── Input material ──

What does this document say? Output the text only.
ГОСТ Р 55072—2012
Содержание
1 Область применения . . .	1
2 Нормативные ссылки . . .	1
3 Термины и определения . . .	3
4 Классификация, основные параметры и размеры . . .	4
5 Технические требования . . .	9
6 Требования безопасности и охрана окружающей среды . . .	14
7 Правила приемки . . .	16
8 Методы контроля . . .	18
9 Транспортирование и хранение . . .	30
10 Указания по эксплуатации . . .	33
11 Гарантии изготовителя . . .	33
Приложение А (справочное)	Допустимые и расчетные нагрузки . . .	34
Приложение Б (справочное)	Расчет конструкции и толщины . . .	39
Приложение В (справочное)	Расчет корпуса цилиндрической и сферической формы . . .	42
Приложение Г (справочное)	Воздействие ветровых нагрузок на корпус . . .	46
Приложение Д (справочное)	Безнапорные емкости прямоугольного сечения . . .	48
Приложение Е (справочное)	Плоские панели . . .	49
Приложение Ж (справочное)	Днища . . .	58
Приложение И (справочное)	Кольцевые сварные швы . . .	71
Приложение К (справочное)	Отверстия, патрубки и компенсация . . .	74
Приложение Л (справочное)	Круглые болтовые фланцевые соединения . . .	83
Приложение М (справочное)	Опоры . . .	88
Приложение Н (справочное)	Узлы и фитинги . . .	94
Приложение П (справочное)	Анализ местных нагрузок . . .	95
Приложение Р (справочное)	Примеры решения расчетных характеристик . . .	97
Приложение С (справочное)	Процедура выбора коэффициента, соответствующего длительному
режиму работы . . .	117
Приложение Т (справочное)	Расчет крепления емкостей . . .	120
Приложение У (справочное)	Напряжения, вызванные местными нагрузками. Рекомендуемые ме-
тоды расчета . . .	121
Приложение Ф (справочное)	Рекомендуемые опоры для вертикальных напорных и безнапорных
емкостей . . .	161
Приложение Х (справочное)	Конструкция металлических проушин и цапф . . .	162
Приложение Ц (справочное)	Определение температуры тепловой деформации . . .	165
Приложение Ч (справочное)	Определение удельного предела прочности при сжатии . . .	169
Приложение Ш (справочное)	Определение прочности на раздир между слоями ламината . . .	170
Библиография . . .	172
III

───
── Input material ──

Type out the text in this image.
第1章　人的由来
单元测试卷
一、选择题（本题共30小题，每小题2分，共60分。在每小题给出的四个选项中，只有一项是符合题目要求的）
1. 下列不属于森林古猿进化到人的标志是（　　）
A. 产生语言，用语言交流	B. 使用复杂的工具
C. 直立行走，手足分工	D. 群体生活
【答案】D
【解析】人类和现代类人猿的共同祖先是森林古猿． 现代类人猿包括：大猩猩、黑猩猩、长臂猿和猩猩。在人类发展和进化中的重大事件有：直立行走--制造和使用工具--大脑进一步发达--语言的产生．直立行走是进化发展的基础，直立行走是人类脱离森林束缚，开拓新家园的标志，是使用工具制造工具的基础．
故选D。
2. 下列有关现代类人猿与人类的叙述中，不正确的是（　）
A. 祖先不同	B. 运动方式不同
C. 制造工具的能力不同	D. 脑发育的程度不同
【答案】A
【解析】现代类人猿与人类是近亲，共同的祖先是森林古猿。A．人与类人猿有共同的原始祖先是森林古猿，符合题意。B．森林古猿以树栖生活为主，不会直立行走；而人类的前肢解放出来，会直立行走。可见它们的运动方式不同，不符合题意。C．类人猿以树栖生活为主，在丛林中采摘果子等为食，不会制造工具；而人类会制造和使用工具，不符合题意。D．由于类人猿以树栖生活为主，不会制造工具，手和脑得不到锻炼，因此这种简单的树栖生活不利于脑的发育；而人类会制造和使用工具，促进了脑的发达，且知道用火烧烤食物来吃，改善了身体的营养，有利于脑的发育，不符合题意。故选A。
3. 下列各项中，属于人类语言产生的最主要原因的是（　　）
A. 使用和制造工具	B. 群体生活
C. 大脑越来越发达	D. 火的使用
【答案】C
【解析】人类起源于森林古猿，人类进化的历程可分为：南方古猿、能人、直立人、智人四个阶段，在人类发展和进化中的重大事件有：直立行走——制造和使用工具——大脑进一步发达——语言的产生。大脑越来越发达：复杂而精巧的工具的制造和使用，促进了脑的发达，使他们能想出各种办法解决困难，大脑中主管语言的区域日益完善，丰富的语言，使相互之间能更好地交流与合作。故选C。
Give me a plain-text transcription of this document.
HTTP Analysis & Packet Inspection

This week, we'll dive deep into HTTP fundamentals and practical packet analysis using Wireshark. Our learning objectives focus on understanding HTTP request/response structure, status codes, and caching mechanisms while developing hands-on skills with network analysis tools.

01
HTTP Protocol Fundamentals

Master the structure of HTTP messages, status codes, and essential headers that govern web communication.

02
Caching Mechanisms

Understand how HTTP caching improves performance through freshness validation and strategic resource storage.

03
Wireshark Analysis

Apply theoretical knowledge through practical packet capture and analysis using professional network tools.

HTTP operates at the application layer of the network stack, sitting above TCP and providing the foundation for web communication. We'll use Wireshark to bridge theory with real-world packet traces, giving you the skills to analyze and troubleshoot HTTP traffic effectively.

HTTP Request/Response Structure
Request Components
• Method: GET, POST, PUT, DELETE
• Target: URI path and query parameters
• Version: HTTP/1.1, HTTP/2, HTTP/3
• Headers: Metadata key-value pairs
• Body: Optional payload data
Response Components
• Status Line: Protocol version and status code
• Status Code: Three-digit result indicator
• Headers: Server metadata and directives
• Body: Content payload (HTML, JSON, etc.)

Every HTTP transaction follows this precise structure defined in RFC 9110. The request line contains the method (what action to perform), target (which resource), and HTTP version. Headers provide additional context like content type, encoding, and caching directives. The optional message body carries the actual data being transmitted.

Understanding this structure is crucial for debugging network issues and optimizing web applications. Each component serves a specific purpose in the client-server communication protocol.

───
── Input material ──

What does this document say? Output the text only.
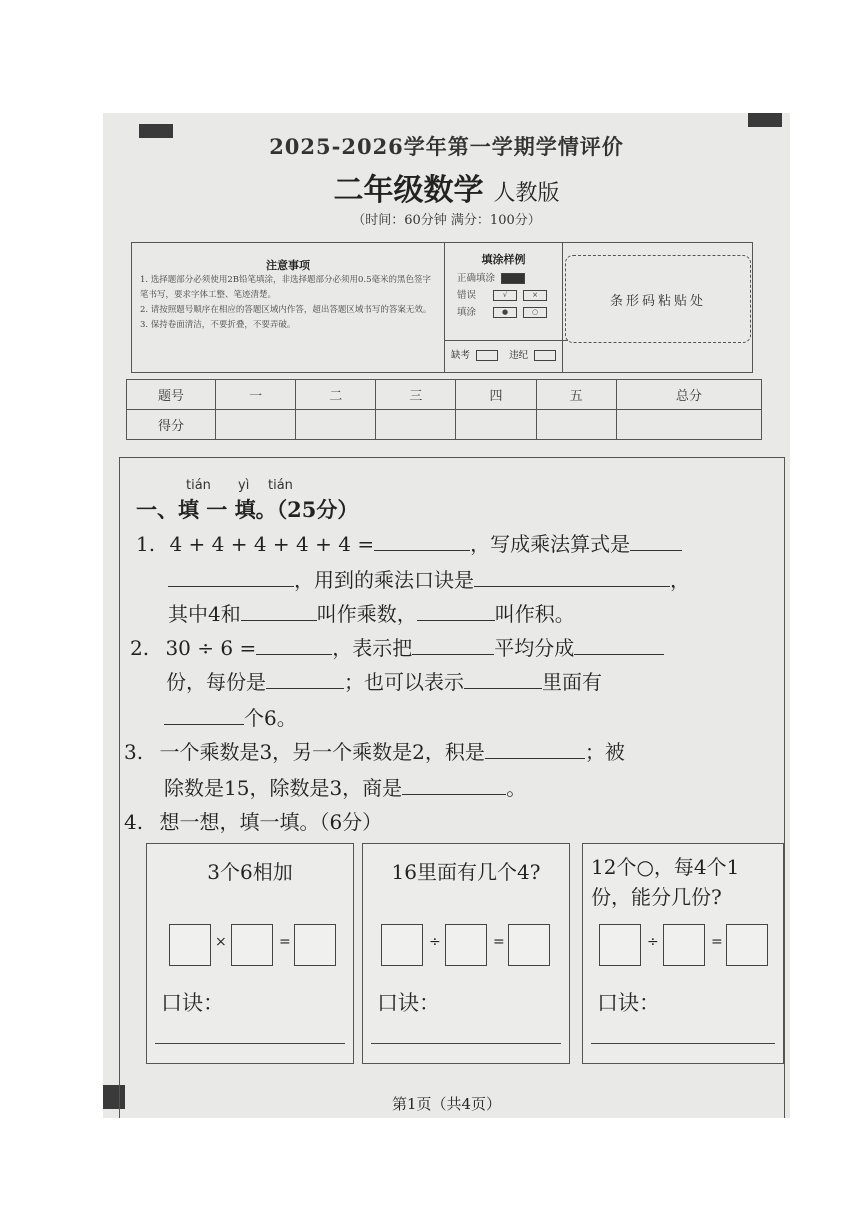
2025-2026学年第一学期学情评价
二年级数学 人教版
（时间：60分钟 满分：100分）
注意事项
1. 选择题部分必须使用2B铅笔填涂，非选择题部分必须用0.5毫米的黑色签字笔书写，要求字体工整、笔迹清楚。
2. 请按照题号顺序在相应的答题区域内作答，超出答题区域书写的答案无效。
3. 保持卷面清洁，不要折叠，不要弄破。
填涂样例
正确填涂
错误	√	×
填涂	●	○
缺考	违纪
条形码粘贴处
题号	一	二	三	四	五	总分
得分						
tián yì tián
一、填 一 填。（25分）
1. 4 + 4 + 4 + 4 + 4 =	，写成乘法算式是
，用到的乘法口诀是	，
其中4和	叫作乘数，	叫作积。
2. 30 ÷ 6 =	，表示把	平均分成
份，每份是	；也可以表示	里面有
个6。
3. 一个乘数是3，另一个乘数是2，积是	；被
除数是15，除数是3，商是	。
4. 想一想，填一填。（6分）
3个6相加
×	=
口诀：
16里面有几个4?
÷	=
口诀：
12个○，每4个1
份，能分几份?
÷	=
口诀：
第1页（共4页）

───

What you should do —
Each line that has the word "practical" should be copied.

Answer to this task —
This week, we'll dive deep into HTTP fundamentals and practical packet analysis using Wireshark. Our learning objectives focus on understanding HTTP request/response structure, status codes, and caching mechanisms while developing hands-on skills with network analysis tools.
Apply theoretical knowledge through practical packet capture and analysis using professional network tools.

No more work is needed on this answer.